- _Exercise goal_: Take every line where the string "Japanese" appears and copy it.
____ Task material
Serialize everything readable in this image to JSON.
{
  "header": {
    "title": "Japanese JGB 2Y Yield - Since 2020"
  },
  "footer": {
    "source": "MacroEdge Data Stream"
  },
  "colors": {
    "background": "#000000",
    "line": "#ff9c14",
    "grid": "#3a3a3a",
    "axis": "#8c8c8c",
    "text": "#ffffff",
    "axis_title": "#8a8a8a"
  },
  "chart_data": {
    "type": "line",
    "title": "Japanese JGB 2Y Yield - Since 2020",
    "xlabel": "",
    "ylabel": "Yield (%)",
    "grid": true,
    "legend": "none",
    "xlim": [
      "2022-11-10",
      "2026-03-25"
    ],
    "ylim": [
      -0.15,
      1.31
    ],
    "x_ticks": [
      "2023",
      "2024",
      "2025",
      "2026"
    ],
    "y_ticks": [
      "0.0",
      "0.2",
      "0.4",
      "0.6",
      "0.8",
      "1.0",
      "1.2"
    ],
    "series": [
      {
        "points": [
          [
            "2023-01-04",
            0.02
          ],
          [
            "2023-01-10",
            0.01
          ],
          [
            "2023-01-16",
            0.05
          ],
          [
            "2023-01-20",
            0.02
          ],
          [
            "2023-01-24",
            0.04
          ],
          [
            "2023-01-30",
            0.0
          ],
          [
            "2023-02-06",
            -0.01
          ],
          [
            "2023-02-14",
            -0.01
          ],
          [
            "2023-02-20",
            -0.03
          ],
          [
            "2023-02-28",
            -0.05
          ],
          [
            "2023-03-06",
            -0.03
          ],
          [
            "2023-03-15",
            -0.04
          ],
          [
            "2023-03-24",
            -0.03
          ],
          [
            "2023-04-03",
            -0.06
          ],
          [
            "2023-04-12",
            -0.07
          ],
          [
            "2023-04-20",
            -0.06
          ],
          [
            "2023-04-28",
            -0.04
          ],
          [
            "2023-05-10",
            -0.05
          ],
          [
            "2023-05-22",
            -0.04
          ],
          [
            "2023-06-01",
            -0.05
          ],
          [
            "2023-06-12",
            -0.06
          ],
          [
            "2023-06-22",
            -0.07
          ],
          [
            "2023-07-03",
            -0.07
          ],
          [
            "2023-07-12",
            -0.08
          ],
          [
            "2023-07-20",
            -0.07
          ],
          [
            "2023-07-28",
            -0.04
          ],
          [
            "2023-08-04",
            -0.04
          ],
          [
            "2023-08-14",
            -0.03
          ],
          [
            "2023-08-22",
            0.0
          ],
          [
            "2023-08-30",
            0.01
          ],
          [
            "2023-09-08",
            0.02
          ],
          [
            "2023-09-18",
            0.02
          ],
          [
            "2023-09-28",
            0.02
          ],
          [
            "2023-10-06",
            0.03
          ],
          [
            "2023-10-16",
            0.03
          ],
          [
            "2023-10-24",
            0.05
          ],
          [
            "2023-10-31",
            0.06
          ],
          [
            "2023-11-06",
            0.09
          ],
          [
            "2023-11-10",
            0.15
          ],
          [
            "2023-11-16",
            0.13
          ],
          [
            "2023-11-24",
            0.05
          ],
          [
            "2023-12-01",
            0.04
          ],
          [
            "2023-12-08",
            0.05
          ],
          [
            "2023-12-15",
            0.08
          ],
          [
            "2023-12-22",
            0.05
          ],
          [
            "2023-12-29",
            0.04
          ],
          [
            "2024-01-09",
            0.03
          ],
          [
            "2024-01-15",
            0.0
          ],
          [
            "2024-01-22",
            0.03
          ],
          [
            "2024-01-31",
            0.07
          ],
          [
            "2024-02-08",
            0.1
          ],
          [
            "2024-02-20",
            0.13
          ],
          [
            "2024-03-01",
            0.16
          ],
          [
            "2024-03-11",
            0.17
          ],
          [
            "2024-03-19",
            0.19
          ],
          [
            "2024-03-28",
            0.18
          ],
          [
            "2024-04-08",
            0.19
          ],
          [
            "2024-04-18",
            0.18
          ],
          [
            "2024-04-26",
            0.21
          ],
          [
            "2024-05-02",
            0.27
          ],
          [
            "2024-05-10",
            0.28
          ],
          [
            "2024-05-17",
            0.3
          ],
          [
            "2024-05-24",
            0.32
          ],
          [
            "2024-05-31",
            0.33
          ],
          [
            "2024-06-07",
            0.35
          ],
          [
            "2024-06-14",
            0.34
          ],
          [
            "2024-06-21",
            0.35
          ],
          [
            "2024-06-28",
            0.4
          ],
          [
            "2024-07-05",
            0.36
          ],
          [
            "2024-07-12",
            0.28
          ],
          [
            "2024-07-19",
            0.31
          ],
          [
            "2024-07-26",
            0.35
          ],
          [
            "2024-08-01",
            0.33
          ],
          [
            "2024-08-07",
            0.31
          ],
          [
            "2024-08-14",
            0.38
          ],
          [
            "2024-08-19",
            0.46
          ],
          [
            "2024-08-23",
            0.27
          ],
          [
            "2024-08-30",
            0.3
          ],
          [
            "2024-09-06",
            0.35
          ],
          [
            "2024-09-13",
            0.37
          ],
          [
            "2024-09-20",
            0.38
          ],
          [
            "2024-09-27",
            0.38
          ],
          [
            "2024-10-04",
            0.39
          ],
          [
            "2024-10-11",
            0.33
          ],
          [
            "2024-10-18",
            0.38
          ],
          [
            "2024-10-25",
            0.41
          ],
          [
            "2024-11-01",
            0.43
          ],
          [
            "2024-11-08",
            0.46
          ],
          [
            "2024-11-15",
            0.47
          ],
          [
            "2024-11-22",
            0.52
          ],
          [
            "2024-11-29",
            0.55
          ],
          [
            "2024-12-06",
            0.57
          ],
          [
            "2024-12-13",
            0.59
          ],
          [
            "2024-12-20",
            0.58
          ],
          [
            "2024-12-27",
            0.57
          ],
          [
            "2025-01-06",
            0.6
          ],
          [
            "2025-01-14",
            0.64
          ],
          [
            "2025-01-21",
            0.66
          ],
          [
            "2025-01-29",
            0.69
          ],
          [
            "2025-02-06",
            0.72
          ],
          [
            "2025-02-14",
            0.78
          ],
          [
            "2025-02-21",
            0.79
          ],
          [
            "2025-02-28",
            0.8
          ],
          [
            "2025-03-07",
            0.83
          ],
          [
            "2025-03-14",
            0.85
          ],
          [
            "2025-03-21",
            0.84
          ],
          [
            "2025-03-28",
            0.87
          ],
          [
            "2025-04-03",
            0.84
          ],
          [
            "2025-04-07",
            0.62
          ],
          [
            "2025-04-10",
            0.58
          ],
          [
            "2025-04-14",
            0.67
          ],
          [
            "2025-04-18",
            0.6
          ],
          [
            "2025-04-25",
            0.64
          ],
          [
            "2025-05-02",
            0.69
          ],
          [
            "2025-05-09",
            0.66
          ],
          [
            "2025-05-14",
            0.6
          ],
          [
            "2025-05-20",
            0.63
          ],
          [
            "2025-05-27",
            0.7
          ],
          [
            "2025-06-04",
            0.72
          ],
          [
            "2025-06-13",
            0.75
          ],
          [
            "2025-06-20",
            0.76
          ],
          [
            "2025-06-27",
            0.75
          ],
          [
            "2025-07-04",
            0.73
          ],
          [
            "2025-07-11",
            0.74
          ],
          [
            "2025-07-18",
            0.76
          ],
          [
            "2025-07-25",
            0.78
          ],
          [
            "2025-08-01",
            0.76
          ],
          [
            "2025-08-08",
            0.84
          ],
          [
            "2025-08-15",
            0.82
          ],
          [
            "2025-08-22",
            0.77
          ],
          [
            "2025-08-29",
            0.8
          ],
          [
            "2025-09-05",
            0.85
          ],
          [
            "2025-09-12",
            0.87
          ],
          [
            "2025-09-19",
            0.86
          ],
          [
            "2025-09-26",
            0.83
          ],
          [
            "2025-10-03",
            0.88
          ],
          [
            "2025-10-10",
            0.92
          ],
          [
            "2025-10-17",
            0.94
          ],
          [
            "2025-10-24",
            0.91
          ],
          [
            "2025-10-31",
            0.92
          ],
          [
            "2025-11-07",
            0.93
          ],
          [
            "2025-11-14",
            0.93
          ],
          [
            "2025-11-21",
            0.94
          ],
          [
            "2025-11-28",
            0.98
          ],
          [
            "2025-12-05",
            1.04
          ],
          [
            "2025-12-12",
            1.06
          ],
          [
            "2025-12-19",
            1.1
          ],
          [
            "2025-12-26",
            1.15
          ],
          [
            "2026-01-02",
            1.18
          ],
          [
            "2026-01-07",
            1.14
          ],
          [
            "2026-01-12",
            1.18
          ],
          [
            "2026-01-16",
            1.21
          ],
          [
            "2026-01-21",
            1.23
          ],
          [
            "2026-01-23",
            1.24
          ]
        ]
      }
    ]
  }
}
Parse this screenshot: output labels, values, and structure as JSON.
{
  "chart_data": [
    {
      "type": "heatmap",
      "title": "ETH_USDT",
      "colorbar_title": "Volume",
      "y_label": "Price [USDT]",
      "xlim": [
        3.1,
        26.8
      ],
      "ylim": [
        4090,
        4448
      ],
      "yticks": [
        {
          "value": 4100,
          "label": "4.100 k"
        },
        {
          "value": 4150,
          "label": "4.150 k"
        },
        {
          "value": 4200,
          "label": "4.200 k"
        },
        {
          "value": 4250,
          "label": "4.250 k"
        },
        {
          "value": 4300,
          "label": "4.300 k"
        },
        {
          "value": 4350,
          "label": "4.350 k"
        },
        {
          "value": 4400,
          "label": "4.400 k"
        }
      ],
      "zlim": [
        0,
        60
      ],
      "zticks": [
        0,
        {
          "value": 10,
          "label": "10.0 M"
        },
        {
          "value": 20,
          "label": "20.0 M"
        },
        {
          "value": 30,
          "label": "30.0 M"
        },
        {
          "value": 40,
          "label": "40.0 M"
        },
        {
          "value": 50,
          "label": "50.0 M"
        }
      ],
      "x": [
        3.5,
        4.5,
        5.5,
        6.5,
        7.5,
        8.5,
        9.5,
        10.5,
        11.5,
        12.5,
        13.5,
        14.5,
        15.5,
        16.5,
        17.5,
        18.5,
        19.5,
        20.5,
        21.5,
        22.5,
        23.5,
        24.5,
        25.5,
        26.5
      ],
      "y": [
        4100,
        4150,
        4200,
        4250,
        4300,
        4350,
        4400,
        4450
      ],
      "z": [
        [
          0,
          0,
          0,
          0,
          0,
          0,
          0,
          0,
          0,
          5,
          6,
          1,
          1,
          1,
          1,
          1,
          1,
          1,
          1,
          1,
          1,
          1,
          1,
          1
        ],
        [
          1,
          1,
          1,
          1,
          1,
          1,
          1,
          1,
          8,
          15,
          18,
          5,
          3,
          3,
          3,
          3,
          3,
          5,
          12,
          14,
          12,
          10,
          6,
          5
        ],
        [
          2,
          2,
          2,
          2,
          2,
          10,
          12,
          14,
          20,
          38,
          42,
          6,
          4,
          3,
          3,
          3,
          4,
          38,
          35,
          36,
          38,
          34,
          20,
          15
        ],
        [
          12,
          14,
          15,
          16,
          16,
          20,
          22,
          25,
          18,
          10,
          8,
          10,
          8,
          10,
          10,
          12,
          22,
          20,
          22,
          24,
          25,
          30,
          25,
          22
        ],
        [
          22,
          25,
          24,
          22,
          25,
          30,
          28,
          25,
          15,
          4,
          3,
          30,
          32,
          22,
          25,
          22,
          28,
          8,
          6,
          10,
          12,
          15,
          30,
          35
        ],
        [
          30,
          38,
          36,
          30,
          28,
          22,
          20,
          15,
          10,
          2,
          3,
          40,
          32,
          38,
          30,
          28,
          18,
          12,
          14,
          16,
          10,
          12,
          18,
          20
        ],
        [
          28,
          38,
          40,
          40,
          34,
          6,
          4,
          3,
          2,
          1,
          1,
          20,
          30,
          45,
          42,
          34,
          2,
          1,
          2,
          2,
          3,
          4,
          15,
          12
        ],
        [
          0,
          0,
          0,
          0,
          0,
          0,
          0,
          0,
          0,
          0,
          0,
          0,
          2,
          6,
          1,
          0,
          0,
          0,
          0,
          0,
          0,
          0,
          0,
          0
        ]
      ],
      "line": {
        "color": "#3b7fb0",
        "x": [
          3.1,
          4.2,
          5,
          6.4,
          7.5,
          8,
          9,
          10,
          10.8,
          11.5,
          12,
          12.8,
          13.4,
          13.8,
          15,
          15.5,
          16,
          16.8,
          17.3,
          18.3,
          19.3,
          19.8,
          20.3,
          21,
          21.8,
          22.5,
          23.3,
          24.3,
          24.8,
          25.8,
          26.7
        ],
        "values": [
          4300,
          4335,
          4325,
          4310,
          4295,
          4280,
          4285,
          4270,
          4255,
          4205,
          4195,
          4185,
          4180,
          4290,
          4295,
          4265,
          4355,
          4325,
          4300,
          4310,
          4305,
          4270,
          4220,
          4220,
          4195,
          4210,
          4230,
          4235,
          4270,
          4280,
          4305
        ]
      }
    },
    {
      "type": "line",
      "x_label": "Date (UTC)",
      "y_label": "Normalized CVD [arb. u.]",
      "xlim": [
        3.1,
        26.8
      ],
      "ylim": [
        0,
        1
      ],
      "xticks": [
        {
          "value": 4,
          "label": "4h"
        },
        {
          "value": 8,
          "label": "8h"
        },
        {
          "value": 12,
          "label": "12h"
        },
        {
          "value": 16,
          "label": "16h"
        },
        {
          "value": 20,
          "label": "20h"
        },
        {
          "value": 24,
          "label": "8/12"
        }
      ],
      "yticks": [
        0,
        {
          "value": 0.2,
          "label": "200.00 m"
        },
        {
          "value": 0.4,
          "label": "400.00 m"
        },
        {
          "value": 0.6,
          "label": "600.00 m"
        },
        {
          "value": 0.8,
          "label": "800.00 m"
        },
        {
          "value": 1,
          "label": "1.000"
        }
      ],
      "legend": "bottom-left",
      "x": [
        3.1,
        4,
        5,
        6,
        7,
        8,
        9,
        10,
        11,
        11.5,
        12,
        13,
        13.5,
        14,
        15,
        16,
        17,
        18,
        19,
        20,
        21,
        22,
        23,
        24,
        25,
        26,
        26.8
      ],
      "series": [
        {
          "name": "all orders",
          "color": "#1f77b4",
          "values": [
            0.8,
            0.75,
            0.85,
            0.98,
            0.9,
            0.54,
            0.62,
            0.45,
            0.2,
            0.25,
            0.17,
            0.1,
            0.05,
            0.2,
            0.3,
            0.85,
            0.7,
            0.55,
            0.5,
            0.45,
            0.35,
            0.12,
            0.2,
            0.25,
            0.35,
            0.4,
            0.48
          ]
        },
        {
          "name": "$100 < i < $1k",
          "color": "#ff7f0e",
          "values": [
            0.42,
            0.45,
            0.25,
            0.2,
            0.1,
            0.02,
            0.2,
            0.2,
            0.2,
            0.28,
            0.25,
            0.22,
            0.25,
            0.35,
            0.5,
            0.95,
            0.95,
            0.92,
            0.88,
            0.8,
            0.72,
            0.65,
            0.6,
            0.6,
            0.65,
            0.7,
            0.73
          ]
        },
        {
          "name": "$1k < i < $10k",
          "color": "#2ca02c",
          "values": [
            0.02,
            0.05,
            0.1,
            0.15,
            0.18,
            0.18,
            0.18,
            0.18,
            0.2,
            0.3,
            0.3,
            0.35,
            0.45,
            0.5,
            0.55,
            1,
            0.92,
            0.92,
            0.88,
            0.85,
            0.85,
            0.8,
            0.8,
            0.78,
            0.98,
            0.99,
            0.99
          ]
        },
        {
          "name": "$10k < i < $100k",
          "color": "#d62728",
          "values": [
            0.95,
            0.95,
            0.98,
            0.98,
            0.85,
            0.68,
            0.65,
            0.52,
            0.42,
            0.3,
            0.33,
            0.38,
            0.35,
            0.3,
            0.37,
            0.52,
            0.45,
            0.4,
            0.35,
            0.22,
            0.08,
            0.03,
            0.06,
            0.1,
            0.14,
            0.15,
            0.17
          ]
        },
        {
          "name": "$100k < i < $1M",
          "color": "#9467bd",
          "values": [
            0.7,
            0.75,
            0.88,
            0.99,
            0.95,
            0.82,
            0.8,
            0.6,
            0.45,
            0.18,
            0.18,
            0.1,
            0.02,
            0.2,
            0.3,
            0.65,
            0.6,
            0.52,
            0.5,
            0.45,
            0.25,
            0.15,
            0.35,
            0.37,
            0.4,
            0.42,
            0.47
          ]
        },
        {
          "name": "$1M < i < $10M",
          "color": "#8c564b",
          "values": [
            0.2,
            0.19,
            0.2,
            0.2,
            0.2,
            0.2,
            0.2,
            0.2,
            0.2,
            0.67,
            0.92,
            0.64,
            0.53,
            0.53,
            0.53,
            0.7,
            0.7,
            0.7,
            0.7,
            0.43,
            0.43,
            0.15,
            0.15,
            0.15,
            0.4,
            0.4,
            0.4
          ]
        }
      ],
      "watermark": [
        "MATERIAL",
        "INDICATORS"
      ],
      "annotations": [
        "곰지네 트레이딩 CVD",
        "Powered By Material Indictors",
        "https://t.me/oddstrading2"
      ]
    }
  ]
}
________
- _Answer to this problem_:
    "title": "Japanese JGB 2Y Yield - Since 2020"
    "title": "Japanese JGB 2Y Yield - Since 2020",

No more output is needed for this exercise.